WRITTEN INSTRUCTION
From the listing below, extract each line containing the string "with".

Begin STORED ROWS

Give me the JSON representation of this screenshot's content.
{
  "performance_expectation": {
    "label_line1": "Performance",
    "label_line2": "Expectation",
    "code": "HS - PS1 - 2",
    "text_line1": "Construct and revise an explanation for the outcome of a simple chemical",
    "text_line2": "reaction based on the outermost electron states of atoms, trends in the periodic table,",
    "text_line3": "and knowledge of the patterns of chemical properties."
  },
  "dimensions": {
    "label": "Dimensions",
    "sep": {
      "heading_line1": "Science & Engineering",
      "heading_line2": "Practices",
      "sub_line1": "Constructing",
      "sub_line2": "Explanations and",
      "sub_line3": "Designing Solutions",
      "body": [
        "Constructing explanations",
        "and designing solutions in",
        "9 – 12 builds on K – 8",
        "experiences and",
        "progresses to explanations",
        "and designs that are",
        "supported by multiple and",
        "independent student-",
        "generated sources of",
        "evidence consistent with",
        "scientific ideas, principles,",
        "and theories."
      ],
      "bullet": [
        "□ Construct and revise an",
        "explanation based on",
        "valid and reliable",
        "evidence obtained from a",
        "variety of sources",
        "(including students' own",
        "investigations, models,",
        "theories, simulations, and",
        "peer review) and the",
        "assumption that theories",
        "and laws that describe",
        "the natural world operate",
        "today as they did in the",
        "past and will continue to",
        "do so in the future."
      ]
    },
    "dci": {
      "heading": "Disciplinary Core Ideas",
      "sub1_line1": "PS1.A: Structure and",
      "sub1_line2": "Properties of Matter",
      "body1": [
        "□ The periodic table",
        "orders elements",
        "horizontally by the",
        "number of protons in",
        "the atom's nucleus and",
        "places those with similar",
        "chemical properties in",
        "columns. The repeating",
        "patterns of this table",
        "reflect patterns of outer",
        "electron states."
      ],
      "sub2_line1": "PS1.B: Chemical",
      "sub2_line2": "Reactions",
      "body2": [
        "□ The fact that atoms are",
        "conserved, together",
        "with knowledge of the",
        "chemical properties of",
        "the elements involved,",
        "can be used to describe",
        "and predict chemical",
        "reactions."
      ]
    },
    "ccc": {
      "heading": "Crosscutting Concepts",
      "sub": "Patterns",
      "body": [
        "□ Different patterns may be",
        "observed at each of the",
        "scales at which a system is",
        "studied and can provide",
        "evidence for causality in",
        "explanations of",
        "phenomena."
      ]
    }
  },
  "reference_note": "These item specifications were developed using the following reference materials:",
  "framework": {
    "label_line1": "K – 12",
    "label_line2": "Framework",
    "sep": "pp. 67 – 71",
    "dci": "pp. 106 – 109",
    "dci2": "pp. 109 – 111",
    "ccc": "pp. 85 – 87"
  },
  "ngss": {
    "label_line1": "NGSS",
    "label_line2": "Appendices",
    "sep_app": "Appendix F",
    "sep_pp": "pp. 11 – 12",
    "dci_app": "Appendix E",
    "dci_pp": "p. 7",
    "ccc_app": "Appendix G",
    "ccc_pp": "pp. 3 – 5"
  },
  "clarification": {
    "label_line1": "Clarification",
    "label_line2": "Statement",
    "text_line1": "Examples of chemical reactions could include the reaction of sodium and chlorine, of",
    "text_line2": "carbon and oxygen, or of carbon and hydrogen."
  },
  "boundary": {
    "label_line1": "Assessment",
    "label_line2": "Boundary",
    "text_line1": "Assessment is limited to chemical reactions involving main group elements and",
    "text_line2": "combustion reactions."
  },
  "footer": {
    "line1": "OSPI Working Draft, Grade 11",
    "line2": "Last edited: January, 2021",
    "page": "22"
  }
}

End STORED ROWS

COMPLETE ANSWER
        "evidence consistent with",
        "places those with similar",
        "with knowledge of the",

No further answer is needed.